## EXERCISE BRIEF
Pull every line that holds the word "name" from the entries.

_ _ _ _ _ _ _

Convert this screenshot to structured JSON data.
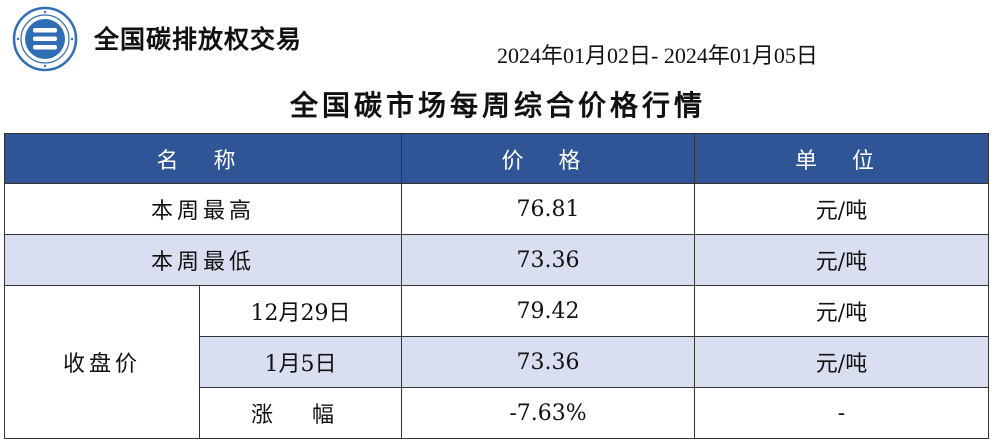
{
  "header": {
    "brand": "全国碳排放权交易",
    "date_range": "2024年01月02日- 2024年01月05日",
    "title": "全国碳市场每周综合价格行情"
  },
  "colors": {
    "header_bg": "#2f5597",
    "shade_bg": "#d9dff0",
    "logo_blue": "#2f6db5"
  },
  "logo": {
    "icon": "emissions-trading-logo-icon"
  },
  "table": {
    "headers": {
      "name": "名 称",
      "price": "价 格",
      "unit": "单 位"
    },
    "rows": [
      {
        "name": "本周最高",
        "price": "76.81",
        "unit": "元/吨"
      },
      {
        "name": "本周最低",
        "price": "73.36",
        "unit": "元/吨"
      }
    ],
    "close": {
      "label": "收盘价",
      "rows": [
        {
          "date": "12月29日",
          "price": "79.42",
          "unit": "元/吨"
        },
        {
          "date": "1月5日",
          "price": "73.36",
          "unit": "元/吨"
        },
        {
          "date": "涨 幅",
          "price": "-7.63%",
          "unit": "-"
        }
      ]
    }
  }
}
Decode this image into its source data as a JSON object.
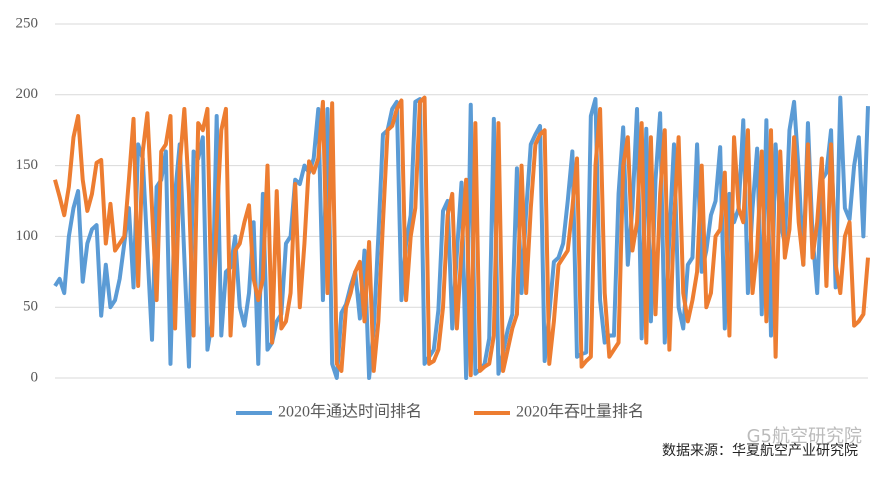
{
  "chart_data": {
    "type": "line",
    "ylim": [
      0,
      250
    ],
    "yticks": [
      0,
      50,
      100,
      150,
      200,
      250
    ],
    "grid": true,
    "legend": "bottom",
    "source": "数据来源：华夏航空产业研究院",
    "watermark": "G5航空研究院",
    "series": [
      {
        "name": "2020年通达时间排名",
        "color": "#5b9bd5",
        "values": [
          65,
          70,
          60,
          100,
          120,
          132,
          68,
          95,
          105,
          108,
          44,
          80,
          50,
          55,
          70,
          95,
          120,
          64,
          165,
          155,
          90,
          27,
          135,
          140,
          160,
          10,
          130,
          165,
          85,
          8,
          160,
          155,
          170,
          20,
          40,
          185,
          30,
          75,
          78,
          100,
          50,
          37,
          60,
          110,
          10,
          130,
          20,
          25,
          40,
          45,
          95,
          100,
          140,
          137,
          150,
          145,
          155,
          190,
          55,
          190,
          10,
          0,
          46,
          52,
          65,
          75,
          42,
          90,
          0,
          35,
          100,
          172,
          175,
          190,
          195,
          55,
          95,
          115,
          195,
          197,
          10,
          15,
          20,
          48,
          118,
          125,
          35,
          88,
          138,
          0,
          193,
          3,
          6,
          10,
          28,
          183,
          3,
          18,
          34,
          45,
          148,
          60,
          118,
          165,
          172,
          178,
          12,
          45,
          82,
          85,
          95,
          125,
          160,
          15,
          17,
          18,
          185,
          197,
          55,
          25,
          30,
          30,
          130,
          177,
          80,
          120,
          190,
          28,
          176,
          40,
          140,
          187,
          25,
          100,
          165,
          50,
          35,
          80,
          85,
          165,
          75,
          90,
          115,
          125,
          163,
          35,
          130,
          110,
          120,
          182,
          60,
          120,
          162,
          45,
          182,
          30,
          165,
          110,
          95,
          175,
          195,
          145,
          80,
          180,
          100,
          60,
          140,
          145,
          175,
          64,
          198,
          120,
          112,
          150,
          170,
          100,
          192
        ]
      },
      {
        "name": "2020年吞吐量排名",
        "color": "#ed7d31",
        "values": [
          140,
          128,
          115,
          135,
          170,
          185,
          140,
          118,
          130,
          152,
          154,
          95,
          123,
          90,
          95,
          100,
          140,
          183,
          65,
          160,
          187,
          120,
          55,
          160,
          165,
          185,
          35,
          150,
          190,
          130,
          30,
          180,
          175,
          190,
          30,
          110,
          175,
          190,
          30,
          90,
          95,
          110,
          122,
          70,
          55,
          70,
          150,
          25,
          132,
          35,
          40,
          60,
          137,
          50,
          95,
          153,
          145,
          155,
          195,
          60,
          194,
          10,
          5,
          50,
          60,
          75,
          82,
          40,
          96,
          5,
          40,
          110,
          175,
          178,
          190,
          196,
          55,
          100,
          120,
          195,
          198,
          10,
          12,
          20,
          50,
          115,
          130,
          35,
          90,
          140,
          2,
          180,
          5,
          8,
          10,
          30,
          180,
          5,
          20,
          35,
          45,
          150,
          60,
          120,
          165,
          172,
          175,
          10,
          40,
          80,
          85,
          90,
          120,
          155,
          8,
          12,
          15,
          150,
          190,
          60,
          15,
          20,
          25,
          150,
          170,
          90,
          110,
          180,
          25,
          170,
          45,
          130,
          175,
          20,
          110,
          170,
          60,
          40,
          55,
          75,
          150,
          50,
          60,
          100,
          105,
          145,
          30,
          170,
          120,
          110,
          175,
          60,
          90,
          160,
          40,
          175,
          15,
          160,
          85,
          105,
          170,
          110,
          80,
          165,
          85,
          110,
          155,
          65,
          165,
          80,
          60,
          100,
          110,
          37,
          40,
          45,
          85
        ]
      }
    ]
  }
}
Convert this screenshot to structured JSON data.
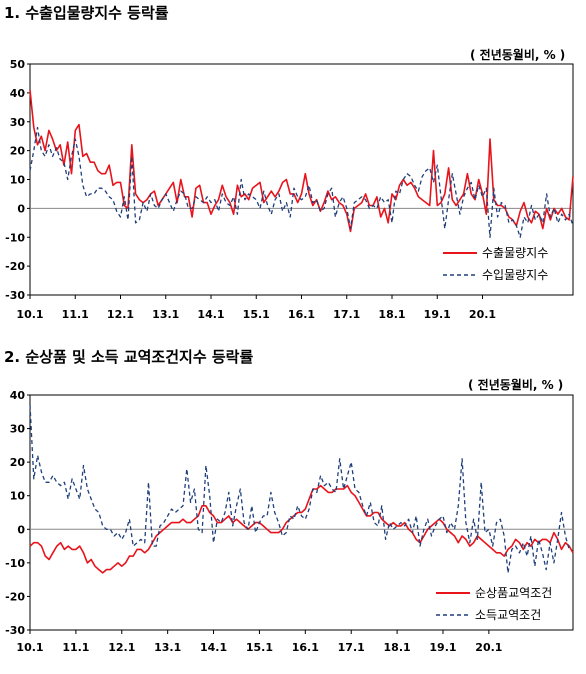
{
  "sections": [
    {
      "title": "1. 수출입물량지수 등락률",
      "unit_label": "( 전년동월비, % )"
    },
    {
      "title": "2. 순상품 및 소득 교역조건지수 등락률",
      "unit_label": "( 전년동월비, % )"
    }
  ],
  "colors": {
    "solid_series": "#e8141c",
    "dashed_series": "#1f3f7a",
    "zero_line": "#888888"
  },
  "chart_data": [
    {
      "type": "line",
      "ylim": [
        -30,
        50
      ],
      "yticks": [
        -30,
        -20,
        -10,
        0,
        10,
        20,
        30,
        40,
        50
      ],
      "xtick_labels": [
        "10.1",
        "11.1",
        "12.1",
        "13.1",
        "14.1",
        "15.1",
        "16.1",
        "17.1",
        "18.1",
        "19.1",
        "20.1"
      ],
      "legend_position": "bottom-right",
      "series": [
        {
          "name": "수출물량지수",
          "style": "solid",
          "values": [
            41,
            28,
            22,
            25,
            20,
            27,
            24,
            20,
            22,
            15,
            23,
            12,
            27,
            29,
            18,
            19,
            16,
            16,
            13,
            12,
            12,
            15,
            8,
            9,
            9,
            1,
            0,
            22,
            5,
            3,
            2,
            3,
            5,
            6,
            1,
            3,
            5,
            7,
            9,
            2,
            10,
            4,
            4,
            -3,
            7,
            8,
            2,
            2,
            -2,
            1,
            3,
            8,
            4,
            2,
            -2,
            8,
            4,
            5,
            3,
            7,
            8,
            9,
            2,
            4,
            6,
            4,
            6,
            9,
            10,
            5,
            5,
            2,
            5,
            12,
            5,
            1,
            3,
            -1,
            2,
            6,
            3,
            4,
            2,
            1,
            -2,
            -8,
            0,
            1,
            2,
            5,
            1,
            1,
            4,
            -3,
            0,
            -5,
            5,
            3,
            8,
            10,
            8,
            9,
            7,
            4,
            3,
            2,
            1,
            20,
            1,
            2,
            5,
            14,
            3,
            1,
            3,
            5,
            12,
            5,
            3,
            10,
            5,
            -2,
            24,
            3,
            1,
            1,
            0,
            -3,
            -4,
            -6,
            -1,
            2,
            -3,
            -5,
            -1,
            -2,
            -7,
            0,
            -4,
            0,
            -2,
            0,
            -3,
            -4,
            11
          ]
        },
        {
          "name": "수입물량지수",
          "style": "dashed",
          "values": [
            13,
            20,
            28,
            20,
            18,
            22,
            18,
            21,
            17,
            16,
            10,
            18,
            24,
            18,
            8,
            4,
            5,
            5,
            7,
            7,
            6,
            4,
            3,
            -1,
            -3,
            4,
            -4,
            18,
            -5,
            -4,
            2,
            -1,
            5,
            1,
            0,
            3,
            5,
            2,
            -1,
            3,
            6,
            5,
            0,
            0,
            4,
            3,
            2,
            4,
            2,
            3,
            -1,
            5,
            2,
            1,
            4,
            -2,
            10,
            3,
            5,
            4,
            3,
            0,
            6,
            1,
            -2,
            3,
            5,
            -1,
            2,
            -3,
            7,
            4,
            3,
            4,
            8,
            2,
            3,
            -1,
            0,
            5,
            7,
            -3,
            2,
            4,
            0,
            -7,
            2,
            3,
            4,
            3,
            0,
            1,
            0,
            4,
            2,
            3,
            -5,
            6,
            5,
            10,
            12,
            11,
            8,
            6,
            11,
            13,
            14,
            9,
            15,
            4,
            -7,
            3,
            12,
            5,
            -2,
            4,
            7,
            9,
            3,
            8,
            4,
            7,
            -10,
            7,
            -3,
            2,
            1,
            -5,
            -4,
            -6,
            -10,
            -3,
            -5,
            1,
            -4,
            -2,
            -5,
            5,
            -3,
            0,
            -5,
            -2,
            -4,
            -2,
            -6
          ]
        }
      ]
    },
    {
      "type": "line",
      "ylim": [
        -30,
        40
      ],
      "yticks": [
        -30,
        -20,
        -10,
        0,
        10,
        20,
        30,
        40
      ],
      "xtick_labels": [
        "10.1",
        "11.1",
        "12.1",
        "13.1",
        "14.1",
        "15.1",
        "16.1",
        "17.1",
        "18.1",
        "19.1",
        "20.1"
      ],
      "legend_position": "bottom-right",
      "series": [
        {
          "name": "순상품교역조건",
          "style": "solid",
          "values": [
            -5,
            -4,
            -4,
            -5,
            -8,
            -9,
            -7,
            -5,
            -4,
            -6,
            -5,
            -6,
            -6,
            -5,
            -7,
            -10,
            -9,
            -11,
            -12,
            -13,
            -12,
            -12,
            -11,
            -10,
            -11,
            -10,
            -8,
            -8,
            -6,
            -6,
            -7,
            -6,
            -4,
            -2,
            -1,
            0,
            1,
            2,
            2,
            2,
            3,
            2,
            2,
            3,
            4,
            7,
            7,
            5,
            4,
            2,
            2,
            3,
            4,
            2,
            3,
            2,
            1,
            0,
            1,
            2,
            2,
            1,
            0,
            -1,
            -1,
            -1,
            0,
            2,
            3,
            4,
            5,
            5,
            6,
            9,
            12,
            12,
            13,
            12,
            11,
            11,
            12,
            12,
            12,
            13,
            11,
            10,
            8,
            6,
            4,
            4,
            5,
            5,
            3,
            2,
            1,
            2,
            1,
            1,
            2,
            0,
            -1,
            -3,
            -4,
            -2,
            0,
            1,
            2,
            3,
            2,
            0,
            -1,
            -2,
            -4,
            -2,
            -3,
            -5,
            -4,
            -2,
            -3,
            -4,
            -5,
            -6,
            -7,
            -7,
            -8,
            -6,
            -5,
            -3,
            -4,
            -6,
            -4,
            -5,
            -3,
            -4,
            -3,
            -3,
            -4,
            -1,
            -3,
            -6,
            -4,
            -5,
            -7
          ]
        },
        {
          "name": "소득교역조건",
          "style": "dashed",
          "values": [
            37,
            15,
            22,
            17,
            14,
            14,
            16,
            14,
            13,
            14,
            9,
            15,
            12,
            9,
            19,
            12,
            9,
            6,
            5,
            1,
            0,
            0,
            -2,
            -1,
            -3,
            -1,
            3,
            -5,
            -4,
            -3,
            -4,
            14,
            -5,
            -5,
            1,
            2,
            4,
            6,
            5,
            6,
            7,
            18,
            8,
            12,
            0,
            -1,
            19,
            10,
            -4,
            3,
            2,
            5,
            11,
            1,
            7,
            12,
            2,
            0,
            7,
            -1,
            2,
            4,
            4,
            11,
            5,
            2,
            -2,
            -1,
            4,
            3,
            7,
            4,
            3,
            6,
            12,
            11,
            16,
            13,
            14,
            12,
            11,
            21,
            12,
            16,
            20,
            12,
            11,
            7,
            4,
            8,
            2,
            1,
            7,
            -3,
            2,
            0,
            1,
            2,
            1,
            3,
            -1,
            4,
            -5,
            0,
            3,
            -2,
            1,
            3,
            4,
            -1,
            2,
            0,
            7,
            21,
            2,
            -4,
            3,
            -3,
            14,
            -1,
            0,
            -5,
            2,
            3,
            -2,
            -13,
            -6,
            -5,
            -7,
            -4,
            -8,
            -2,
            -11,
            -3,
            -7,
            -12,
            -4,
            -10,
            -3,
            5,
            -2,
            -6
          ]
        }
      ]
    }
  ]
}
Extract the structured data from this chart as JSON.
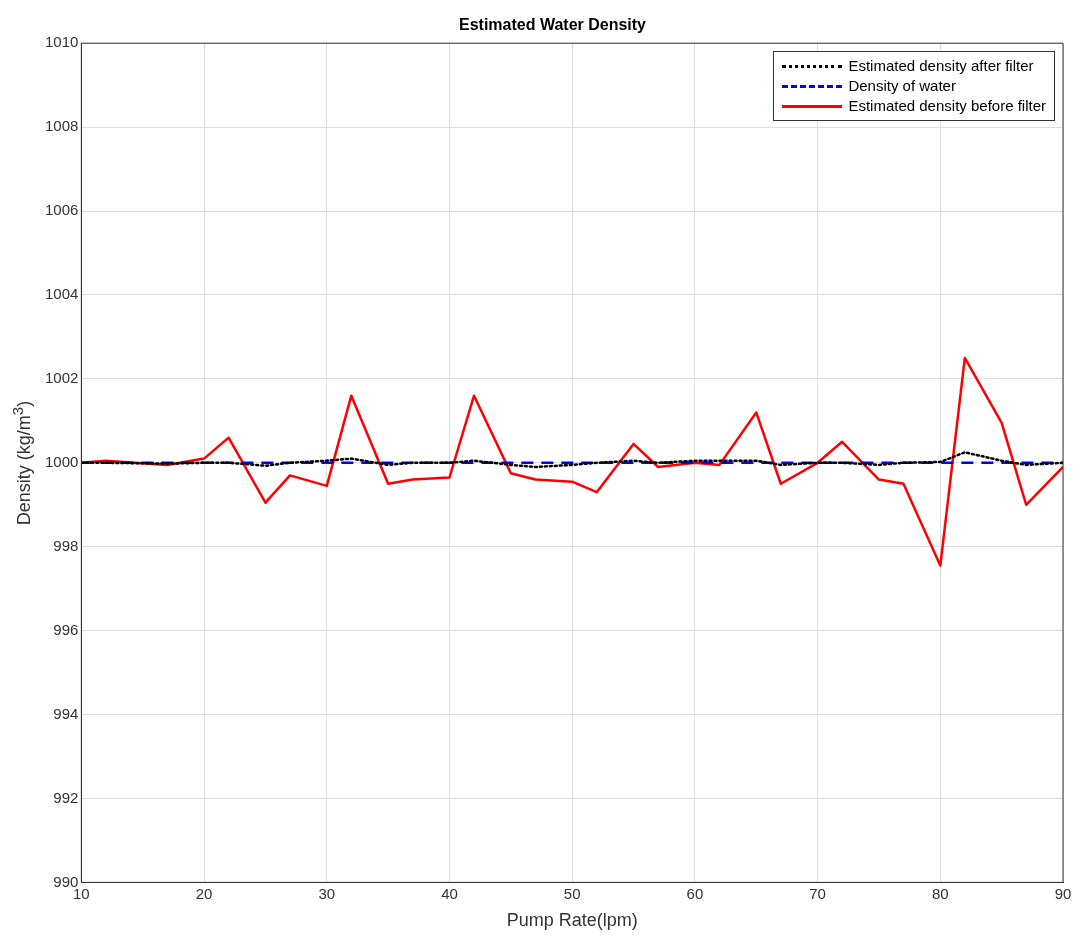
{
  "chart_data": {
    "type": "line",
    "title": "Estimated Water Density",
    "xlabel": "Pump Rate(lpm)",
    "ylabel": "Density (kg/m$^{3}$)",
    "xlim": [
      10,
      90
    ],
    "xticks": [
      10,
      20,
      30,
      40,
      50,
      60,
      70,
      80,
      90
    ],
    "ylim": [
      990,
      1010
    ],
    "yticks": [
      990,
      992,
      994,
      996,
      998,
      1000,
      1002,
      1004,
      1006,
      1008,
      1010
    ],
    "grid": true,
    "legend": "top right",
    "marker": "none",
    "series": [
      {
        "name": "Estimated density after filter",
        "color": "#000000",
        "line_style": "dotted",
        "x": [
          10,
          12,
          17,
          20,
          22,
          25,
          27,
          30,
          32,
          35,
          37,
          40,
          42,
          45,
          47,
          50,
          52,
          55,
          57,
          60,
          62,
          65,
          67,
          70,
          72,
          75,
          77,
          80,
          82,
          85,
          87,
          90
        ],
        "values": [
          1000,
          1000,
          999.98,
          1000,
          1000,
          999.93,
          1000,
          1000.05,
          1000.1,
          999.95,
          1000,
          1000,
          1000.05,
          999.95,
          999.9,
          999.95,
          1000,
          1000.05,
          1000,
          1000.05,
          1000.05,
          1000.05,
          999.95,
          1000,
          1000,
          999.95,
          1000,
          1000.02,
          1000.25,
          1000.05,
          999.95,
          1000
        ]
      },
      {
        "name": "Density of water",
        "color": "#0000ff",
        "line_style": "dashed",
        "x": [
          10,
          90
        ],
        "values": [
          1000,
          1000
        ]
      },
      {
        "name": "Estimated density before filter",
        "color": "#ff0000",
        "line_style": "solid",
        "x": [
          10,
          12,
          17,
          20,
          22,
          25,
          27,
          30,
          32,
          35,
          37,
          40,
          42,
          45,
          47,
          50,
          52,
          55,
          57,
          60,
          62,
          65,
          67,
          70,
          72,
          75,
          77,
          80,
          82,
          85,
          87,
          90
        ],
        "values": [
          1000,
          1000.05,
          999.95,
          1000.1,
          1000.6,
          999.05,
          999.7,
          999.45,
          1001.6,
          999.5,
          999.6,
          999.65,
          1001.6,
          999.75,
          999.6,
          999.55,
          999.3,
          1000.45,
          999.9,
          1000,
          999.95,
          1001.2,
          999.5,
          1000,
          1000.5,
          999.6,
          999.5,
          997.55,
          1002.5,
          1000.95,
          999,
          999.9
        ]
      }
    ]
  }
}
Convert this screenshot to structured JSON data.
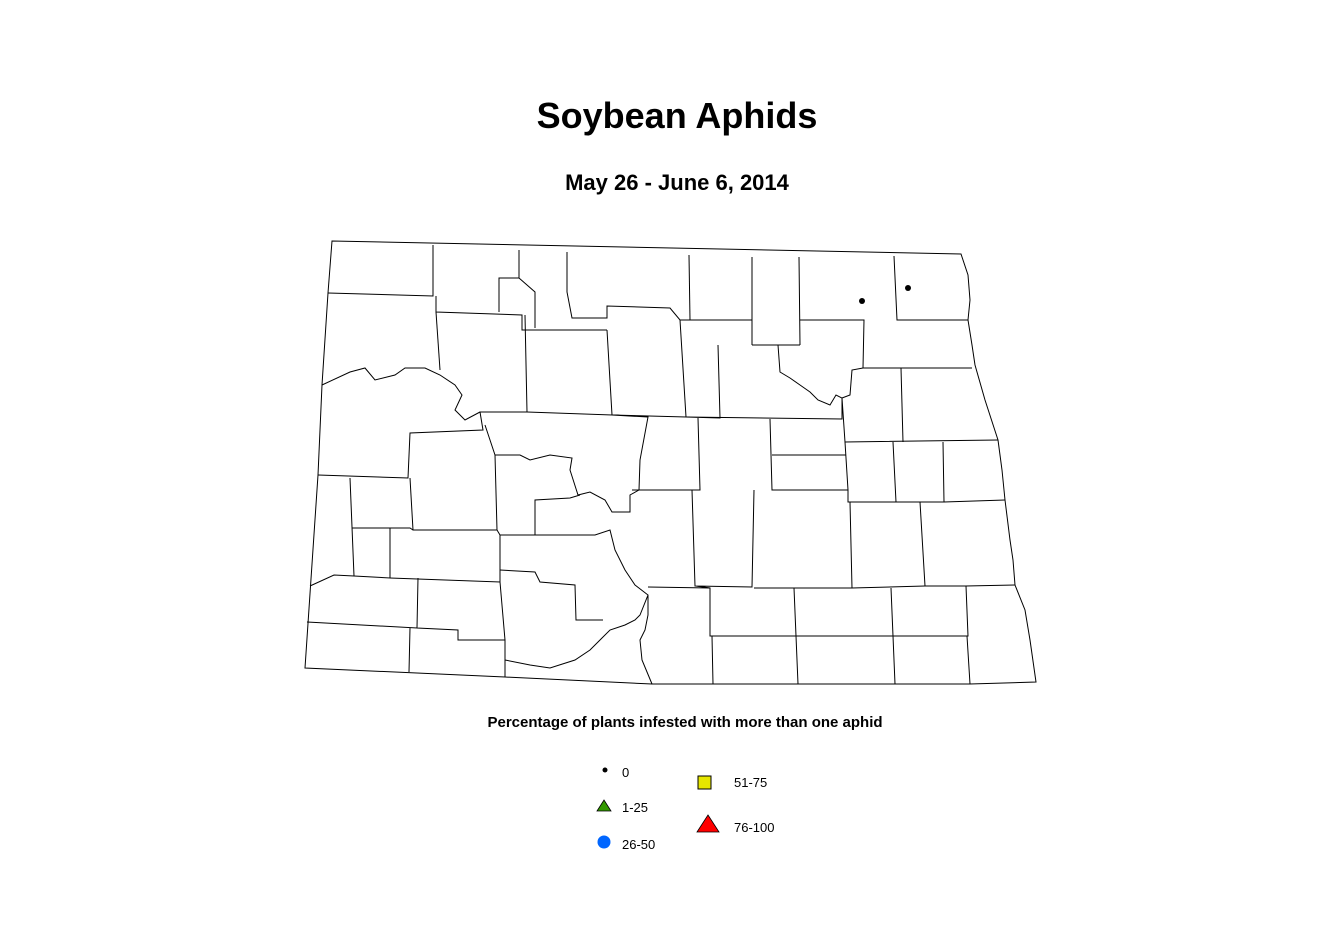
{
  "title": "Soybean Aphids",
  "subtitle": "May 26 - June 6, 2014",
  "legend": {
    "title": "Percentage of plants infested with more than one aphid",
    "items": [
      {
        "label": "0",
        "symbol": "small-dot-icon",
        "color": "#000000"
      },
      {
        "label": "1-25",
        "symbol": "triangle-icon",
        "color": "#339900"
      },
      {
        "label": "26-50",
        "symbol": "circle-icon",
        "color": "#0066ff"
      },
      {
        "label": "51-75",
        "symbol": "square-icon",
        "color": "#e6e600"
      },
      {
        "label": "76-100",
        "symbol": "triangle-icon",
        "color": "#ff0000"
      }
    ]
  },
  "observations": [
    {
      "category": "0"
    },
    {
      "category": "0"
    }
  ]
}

_ _ _ _ _ _ _

## COMPLETED EXERCISE
      "name": "名 称",
        "name": "本周最高",
        "name": "本周最低",
        "name": "2020年通达时间排名",
        "name": "2020年吞吐量排名",
          "name": "수출물량지수",
          "name": "수입물량지수",
          "name": "순상품교역조건",
          "name": "소득교역조건",
        "name": "Estimated density after filter",
        "name": "Density of water",
        "name": "Estimated density before filter",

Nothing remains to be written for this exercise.